Your task | Quote the data below in full, please, without altering anything.

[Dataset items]

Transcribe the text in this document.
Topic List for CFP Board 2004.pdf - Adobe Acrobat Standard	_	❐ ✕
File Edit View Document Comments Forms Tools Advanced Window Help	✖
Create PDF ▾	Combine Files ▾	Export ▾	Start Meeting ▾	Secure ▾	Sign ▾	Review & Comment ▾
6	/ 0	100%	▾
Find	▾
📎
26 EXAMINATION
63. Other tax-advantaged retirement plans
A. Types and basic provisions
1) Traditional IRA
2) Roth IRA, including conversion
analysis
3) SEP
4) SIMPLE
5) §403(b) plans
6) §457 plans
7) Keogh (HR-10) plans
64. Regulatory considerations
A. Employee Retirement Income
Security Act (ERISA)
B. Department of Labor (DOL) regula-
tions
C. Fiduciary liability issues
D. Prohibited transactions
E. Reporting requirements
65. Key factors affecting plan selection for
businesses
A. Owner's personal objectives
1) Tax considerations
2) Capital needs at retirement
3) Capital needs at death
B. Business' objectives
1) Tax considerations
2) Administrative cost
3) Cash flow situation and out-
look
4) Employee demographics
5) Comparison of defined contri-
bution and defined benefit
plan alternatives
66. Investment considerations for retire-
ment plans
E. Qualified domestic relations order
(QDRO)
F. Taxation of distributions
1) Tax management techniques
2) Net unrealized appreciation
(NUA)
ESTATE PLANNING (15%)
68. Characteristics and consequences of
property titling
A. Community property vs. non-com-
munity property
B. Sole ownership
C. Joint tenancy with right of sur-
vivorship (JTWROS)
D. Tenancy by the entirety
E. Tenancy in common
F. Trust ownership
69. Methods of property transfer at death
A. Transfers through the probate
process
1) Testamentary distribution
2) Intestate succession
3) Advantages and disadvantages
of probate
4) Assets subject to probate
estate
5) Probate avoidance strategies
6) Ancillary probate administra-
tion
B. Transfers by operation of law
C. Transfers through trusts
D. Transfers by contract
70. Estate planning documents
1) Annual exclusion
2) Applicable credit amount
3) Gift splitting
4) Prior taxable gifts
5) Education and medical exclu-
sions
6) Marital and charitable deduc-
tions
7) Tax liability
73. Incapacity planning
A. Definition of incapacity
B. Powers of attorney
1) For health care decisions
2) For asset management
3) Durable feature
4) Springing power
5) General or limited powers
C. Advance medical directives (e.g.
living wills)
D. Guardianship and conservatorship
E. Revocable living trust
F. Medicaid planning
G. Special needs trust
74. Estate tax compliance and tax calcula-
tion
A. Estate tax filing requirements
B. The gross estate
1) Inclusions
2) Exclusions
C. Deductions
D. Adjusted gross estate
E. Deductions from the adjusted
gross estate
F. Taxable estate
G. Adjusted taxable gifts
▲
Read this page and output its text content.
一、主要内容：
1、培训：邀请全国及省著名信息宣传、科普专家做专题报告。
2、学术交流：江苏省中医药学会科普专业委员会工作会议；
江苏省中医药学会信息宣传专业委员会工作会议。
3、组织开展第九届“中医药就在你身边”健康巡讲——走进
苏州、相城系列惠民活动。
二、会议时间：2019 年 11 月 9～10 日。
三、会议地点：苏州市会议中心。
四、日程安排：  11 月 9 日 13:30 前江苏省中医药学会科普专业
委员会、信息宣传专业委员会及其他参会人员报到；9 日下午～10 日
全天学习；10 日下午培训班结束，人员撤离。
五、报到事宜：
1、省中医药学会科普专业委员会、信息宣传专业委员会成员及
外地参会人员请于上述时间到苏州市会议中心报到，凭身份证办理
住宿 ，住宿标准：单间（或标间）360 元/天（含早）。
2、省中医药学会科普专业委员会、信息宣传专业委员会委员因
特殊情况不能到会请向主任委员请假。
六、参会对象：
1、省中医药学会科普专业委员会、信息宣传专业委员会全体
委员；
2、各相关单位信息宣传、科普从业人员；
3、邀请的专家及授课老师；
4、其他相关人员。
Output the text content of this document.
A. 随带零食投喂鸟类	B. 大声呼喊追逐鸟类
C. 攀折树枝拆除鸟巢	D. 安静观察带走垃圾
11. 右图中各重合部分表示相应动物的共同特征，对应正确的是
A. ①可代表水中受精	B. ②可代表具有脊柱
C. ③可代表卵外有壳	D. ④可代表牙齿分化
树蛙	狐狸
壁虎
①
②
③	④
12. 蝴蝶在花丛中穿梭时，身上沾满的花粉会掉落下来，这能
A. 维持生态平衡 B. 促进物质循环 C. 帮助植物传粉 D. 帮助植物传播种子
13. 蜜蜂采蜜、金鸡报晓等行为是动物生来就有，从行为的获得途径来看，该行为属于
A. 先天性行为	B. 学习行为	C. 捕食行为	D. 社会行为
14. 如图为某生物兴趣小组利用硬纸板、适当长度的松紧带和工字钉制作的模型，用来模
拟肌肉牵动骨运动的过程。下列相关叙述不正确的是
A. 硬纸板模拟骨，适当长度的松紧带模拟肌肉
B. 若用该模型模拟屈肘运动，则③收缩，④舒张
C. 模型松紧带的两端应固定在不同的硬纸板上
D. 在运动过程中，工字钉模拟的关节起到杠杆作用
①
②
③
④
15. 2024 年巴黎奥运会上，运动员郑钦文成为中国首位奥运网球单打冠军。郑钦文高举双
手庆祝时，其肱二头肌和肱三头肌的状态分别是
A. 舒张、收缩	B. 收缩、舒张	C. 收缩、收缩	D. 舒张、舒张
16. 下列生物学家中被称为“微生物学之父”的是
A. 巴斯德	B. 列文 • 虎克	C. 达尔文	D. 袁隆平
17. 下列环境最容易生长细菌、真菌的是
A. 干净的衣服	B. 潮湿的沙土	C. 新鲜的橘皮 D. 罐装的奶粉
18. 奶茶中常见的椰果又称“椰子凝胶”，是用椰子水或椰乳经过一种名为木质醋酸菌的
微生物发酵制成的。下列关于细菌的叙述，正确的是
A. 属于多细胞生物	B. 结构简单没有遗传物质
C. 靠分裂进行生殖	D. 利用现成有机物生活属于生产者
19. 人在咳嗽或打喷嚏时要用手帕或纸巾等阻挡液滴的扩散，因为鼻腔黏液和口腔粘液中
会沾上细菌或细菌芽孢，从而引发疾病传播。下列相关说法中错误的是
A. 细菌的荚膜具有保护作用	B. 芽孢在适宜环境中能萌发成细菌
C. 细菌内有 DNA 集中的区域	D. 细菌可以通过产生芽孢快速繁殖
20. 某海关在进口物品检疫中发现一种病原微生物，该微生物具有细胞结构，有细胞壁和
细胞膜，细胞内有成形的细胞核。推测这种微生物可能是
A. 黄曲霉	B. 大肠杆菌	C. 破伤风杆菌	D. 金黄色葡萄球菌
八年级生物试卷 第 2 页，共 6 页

Answer in full |
Transcribe the text in this document.
Topic List for CFP Board 2004.pdf - Adobe Acrobat Standard	_	❐ ✕
File Edit View Document Comments Forms Tools Advanced Window Help	✖
Create PDF ▾	Combine Files ▾	Export ▾	Start Meeting ▾	Secure ▾	Sign ▾	Review & Comment ▾
6	/ 0	100%	▾
Find	▾
📎
26 EXAMINATION
63. Other tax-advantaged retirement plans
A. Types and basic provisions
1) Traditional IRA
2) Roth IRA, including conversion
analysis
3) SEP
4) SIMPLE
5) §403(b) plans
6) §457 plans
7) Keogh (HR-10) plans
64. Regulatory considerations
A. Employee Retirement Income
Security Act (ERISA)
B. Department of Labor (DOL) regula-
tions
C. Fiduciary liability issues
D. Prohibited transactions
E. Reporting requirements
65. Key factors affecting plan selection for
businesses
A. Owner's personal objectives
1) Tax considerations
2) Capital needs at retirement
3) Capital needs at death
B. Business' objectives
1) Tax considerations
2) Administrative cost
3) Cash flow situation and out-
look
4) Employee demographics
5) Comparison of defined contri-
bution and defined benefit
plan alternatives
66. Investment considerations for retire-
ment plans
E. Qualified domestic relations order
(QDRO)
F. Taxation of distributions
1) Tax management techniques
2) Net unrealized appreciation
(NUA)
ESTATE PLANNING (15%)
68. Characteristics and consequences of
property titling
A. Community property vs. non-com-
munity property
B. Sole ownership
C. Joint tenancy with right of sur-
vivorship (JTWROS)
D. Tenancy by the entirety
E. Tenancy in common
F. Trust ownership
69. Methods of property transfer at death
A. Transfers through the probate
process
1) Testamentary distribution
2) Intestate succession
3) Advantages and disadvantages
of probate
4) Assets subject to probate
estate
5) Probate avoidance strategies
6) Ancillary probate administra-
tion
B. Transfers by operation of law
C. Transfers through trusts
D. Transfers by contract
70. Estate planning documents
1) Annual exclusion
2) Applicable credit amount
3) Gift splitting
4) Prior taxable gifts
5) Education and medical exclu-
sions
6) Marital and charitable deduc-
tions
7) Tax liability
73. Incapacity planning
A. Definition of incapacity
B. Powers of attorney
1) For health care decisions
2) For asset management
3) Durable feature
4) Springing power
5) General or limited powers
C. Advance medical directives (e.g.
living wills)
D. Guardianship and conservatorship
E. Revocable living trust
F. Medicaid planning
G. Special needs trust
74. Estate tax compliance and tax calcula-
tion
A. Estate tax filing requirements
B. The gross estate
1) Inclusions
2) Exclusions
C. Deductions
D. Adjusted gross estate
E. Deductions from the adjusted
gross estate
F. Taxable estate
G. Adjusted taxable gifts
▲
Read this page and output its text content.
一、主要内容：
1、培训：邀请全国及省著名信息宣传、科普专家做专题报告。
2、学术交流：江苏省中医药学会科普专业委员会工作会议；
江苏省中医药学会信息宣传专业委员会工作会议。
3、组织开展第九届“中医药就在你身边”健康巡讲——走进
苏州、相城系列惠民活动。
二、会议时间：2019 年 11 月 9～10 日。
三、会议地点：苏州市会议中心。
四、日程安排：  11 月 9 日 13:30 前江苏省中医药学会科普专业
委员会、信息宣传专业委员会及其他参会人员报到；9 日下午～10 日
全天学习；10 日下午培训班结束，人员撤离。
五、报到事宜：
1、省中医药学会科普专业委员会、信息宣传专业委员会成员及
外地参会人员请于上述时间到苏州市会议中心报到，凭身份证办理
住宿 ，住宿标准：单间（或标间）360 元/天（含早）。
2、省中医药学会科普专业委员会、信息宣传专业委员会委员因
特殊情况不能到会请向主任委员请假。
六、参会对象：
1、省中医药学会科普专业委员会、信息宣传专业委员会全体
委员；
2、各相关单位信息宣传、科普从业人员；
3、邀请的专家及授课老师；
4、其他相关人员。
Output the text content of this document.
A. 随带零食投喂鸟类	B. 大声呼喊追逐鸟类
C. 攀折树枝拆除鸟巢	D. 安静观察带走垃圾
11. 右图中各重合部分表示相应动物的共同特征，对应正确的是
A. ①可代表水中受精	B. ②可代表具有脊柱
C. ③可代表卵外有壳	D. ④可代表牙齿分化
树蛙	狐狸
壁虎
①
②
③	④
12. 蝴蝶在花丛中穿梭时，身上沾满的花粉会掉落下来，这能
A. 维持生态平衡 B. 促进物质循环 C. 帮助植物传粉 D. 帮助植物传播种子
13. 蜜蜂采蜜、金鸡报晓等行为是动物生来就有，从行为的获得途径来看，该行为属于
A. 先天性行为	B. 学习行为	C. 捕食行为	D. 社会行为
14. 如图为某生物兴趣小组利用硬纸板、适当长度的松紧带和工字钉制作的模型，用来模
拟肌肉牵动骨运动的过程。下列相关叙述不正确的是
A. 硬纸板模拟骨，适当长度的松紧带模拟肌肉
B. 若用该模型模拟屈肘运动，则③收缩，④舒张
C. 模型松紧带的两端应固定在不同的硬纸板上
D. 在运动过程中，工字钉模拟的关节起到杠杆作用
①
②
③
④
15. 2024 年巴黎奥运会上，运动员郑钦文成为中国首位奥运网球单打冠军。郑钦文高举双
手庆祝时，其肱二头肌和肱三头肌的状态分别是
A. 舒张、收缩	B. 收缩、舒张	C. 收缩、收缩	D. 舒张、舒张
16. 下列生物学家中被称为“微生物学之父”的是
A. 巴斯德	B. 列文 • 虎克	C. 达尔文	D. 袁隆平
17. 下列环境最容易生长细菌、真菌的是
A. 干净的衣服	B. 潮湿的沙土	C. 新鲜的橘皮 D. 罐装的奶粉
18. 奶茶中常见的椰果又称“椰子凝胶”，是用椰子水或椰乳经过一种名为木质醋酸菌的
微生物发酵制成的。下列关于细菌的叙述，正确的是
A. 属于多细胞生物	B. 结构简单没有遗传物质
C. 靠分裂进行生殖	D. 利用现成有机物生活属于生产者
19. 人在咳嗽或打喷嚏时要用手帕或纸巾等阻挡液滴的扩散，因为鼻腔黏液和口腔粘液中
会沾上细菌或细菌芽孢，从而引发疾病传播。下列相关说法中错误的是
A. 细菌的荚膜具有保护作用	B. 芽孢在适宜环境中能萌发成细菌
C. 细菌内有 DNA 集中的区域	D. 细菌可以通过产生芽孢快速繁殖
20. 某海关在进口物品检疫中发现一种病原微生物，该微生物具有细胞结构，有细胞壁和
细胞膜，细胞内有成形的细胞核。推测这种微生物可能是
A. 黄曲霉	B. 大肠杆菌	C. 破伤风杆菌	D. 金黄色葡萄球菌
八年级生物试卷 第 2 页，共 6 页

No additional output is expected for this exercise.